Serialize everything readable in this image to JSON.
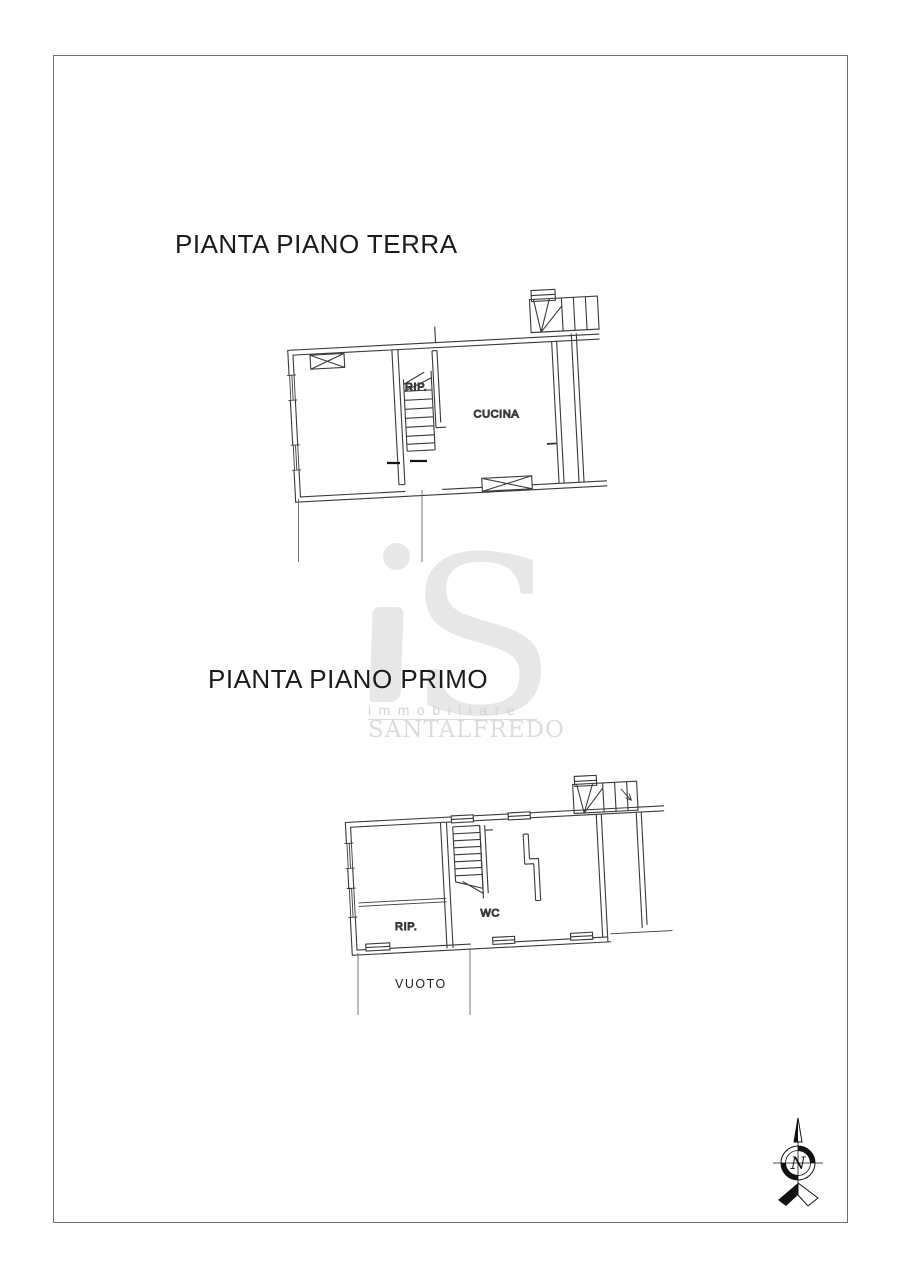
{
  "titles": {
    "terra": "PIANTA PIANO TERRA",
    "primo": "PIANTA PIANO PRIMO"
  },
  "plan_terra": {
    "labels": {
      "rip": "RIP.",
      "cucina": "CUCINA"
    }
  },
  "plan_primo": {
    "labels": {
      "rip": "RIP.",
      "wc": "WC",
      "vuoto": "VUOTO"
    }
  },
  "watermark": {
    "logo_i": "i",
    "logo_s": "S",
    "subtitle": "immobiliare",
    "brand": "SANTALFREDO"
  },
  "compass": {
    "north": "N"
  },
  "colors": {
    "page_border": "#6f6f6f",
    "drawing_line": "#3a3a3a",
    "watermark_logo": "#e7e7e7",
    "watermark_text": "#d4d4d4",
    "title_text": "#1b1b1b"
  }
}
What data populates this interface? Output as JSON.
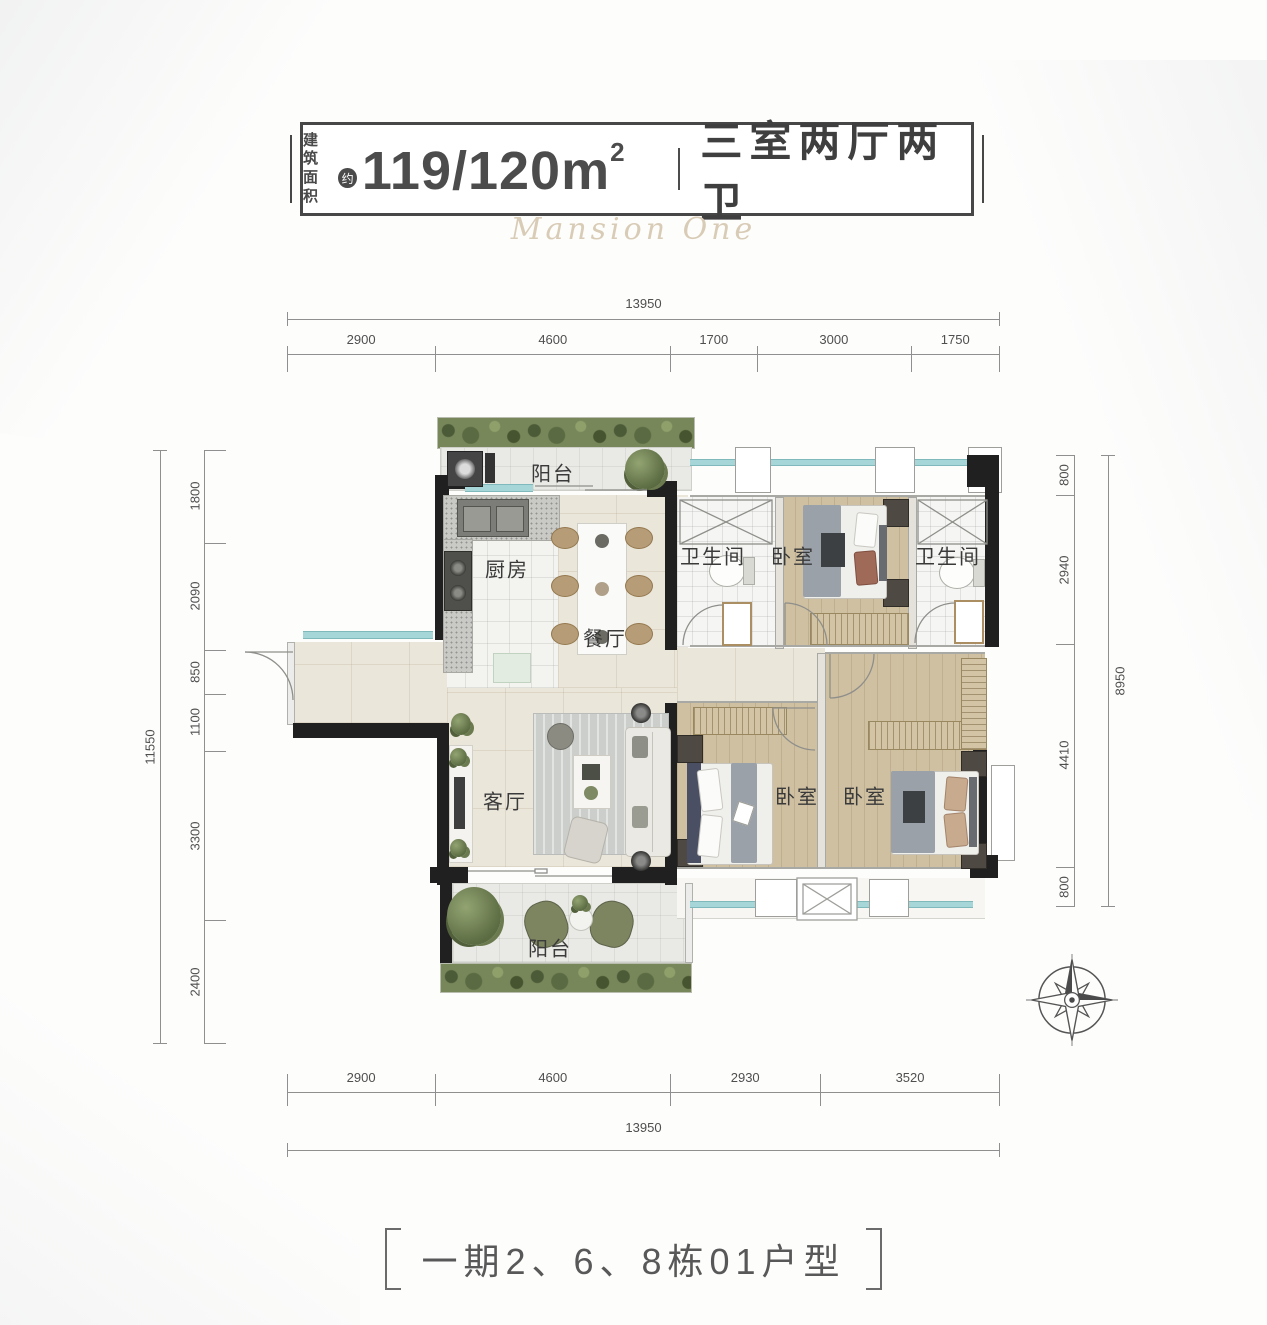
{
  "header": {
    "area_label_line1": "建筑",
    "area_label_line2": "面积",
    "approx": "约",
    "area_value": "119/120m",
    "area_sup": "2",
    "unit_type": "三室两厅两卫",
    "watermark": "Mansion One"
  },
  "rooms": {
    "balcony_top": "阳台",
    "kitchen": "厨房",
    "dining": "餐厅",
    "bathroom_1": "卫生间",
    "bedroom_top": "卧室",
    "bathroom_2": "卫生间",
    "living": "客厅",
    "bedroom_left": "卧室",
    "bedroom_right": "卧室",
    "balcony_bottom": "阳台"
  },
  "dimensions": {
    "top_total": "13950",
    "top_segments": [
      "2900",
      "4600",
      "1700",
      "3000",
      "1750"
    ],
    "bottom_segments": [
      "2900",
      "4600",
      "2930",
      "3520"
    ],
    "bottom_total": "13950",
    "left_total": "11550",
    "left_segments": [
      "1800",
      "2090",
      "850",
      "1100",
      "3300",
      "2400"
    ],
    "right_segments": [
      "800",
      "2940",
      "4410",
      "800"
    ],
    "right_total": "8950"
  },
  "footer": {
    "caption": "一期2、6、8栋01户型"
  },
  "colors": {
    "wall": "#202020",
    "wood_floor": "#cfc0a2",
    "cream_floor": "#ebe6da",
    "window": "#a6d6d8",
    "plant_green": "#6b7b4f",
    "text_dark": "#4a4a4a",
    "watermark_gold": "#d9ccb6"
  }
}
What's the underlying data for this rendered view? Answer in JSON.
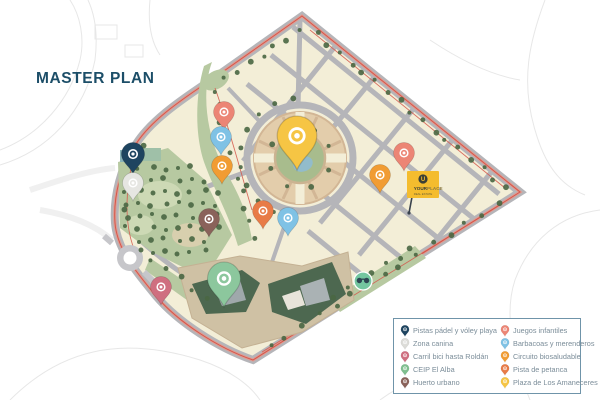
{
  "page": {
    "title": "MASTER PLAN",
    "title_color": "#1c4e68"
  },
  "flag": {
    "line1": "YOUR",
    "line2": "PLACE",
    "tagline": "REAL ESTATE",
    "bg": "#f4bc2e",
    "mark": "U"
  },
  "legend": {
    "columns": [
      {
        "items": [
          {
            "label": "Pistas pádel y vóley playa",
            "color": "#1e4460"
          },
          {
            "label": "Zona canina",
            "color": "#dcdcd8"
          },
          {
            "label": "Carril bici hasta Roldán",
            "color": "#cf6f80"
          },
          {
            "label": "CEIP El Alba",
            "color": "#7fbf8f"
          },
          {
            "label": "Huerto urbano",
            "color": "#8a625a"
          }
        ]
      },
      {
        "items": [
          {
            "label": "Juegos infantiles",
            "color": "#ec8575"
          },
          {
            "label": "Barbacoas y merenderos",
            "color": "#7fc2e5"
          },
          {
            "label": "Circuito biosaludable",
            "color": "#f19c33"
          },
          {
            "label": "Pista de petanca",
            "color": "#e87b47"
          },
          {
            "label": "Plaza de Los Amaneceres",
            "color": "#f6c544"
          }
        ]
      }
    ]
  },
  "map": {
    "pins": [
      {
        "id": "pistas-padel",
        "label": "Pistas pádel y vóley playa",
        "color": "#1e4460",
        "x": 133,
        "y": 174,
        "scale": 1.05
      },
      {
        "id": "zona-canina",
        "label": "Zona canina",
        "color": "#e6e6e2",
        "x": 133,
        "y": 201,
        "scale": 0.95
      },
      {
        "id": "juegos-1",
        "label": "Juegos infantiles",
        "color": "#ec8575",
        "x": 224,
        "y": 130,
        "scale": 0.95
      },
      {
        "id": "barbacoas-1",
        "label": "Barbacoas y merenderos",
        "color": "#7fc2e5",
        "x": 221,
        "y": 155,
        "scale": 0.95
      },
      {
        "id": "circuito-1",
        "label": "Circuito biosaludable",
        "color": "#f19c33",
        "x": 222,
        "y": 184,
        "scale": 0.95
      },
      {
        "id": "huerto-urbano",
        "label": "Huerto urbano",
        "color": "#8a625a",
        "x": 209,
        "y": 237,
        "scale": 0.95
      },
      {
        "id": "petanca-1",
        "label": "Pista de petanca",
        "color": "#e87b47",
        "x": 263,
        "y": 229,
        "scale": 0.95
      },
      {
        "id": "barbacoas-2",
        "label": "Barbacoas y merenderos",
        "color": "#7fc2e5",
        "x": 288,
        "y": 236,
        "scale": 0.95
      },
      {
        "id": "plaza-amaneceres",
        "label": "Plaza de Los Amaneceres",
        "color": "#f6c544",
        "x": 297,
        "y": 170,
        "scale": 1.8
      },
      {
        "id": "juegos-2",
        "label": "Juegos infantiles",
        "color": "#ec8575",
        "x": 404,
        "y": 171,
        "scale": 0.95
      },
      {
        "id": "circuito-2",
        "label": "Circuito biosaludable",
        "color": "#f19c33",
        "x": 380,
        "y": 193,
        "scale": 0.95
      },
      {
        "id": "carril-bici",
        "label": "Carril bici hasta Roldán",
        "color": "#cf6f80",
        "x": 161,
        "y": 305,
        "scale": 0.95
      },
      {
        "id": "ceip-el-alba",
        "label": "CEIP El Alba",
        "color": "#8cc79d",
        "x": 224,
        "y": 307,
        "scale": 1.5
      }
    ]
  }
}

━━━

Go through the data above and find the lines with the word "vóley". Copy each of those lines.

            "label": "Pistas pádel y vóley playa",
        "label": "Pistas pádel y vóley playa",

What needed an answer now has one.